Rows from a figure dataset →

=======

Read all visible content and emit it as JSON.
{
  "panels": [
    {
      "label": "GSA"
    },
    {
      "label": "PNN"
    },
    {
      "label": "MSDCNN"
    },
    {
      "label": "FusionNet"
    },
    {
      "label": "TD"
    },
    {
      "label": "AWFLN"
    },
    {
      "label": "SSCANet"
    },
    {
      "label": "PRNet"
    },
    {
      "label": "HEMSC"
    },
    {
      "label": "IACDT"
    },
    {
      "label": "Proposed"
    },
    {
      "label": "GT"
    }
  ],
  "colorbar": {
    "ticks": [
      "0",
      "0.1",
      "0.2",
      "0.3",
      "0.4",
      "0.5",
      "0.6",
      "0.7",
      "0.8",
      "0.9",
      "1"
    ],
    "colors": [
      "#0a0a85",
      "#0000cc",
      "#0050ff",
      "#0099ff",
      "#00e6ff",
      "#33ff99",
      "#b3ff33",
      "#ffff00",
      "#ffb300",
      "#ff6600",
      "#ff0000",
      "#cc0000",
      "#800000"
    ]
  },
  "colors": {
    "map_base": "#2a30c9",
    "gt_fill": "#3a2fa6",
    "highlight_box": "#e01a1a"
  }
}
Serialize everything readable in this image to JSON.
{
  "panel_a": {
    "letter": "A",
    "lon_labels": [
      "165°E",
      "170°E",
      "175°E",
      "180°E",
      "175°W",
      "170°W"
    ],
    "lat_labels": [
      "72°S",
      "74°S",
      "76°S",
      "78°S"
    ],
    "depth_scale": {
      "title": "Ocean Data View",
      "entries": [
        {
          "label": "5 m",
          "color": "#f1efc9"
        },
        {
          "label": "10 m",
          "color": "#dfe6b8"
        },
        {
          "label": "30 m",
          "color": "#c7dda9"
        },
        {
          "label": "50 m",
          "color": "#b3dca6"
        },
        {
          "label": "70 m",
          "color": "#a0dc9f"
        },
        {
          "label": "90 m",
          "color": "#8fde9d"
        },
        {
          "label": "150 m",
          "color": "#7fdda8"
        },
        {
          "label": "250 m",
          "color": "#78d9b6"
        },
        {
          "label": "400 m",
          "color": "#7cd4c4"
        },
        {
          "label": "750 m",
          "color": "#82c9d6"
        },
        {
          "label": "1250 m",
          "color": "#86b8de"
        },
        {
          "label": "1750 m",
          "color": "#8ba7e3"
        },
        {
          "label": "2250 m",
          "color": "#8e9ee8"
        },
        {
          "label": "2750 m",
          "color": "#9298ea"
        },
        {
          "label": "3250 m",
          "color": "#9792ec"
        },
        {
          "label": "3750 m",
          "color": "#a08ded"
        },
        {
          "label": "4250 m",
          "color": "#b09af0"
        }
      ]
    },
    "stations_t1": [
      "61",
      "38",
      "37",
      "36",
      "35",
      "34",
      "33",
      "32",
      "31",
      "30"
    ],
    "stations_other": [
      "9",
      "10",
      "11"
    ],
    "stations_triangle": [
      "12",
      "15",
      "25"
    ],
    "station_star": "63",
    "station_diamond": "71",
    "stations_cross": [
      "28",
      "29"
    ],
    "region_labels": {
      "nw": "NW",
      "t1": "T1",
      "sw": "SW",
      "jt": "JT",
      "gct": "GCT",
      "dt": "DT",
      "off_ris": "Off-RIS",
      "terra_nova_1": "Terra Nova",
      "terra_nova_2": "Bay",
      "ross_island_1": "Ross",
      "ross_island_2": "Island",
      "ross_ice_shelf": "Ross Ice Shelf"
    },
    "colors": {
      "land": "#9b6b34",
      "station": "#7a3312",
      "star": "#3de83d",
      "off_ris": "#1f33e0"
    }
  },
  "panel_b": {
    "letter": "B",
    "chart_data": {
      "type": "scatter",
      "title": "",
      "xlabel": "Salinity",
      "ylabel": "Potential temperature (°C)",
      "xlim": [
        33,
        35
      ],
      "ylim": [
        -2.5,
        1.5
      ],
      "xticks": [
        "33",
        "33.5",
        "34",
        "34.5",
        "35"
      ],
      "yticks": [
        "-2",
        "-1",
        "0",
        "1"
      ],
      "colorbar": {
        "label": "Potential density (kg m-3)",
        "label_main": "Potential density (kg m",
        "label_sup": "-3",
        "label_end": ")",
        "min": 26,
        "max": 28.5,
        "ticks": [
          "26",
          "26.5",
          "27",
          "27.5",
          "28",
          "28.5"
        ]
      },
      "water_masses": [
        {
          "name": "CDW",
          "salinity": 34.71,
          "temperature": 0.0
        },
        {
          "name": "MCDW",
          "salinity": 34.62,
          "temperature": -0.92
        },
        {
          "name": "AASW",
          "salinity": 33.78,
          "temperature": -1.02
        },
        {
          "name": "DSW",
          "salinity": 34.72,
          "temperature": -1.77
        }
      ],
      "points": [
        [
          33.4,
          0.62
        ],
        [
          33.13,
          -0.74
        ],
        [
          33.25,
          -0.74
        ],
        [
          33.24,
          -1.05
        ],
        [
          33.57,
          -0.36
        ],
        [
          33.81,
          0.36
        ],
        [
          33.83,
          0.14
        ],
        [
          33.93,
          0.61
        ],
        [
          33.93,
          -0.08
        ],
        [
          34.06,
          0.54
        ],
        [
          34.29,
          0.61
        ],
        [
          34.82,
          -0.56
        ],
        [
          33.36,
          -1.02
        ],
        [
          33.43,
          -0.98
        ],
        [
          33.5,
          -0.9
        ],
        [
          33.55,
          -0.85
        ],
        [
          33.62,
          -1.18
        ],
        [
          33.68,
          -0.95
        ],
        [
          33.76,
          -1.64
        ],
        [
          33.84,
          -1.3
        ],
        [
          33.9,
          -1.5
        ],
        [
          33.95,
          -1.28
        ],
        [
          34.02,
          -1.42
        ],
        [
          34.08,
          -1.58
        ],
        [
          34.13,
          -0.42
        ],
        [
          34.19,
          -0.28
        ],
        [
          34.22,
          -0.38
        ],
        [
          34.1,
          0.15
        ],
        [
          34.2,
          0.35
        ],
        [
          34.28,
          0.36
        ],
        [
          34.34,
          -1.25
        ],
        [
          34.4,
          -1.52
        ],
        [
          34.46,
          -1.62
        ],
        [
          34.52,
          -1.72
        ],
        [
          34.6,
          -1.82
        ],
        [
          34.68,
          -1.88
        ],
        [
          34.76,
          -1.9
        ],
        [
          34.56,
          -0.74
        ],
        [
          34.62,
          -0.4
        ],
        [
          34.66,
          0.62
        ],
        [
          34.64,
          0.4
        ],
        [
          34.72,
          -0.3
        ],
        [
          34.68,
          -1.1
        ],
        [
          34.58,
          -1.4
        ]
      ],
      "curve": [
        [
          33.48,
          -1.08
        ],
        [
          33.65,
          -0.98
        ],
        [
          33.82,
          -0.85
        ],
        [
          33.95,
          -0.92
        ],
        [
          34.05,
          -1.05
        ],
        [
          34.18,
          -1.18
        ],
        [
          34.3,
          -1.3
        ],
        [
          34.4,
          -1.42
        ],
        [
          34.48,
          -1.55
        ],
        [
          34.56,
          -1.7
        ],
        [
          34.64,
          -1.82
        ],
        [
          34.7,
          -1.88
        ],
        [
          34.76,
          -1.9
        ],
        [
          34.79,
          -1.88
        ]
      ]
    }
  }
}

=======

Short task → Copy every line of the entries above in which "JSON" occurs.

Written solution →
Read all visible content and emit it as JSON.
Serialize everything readable in this image to JSON.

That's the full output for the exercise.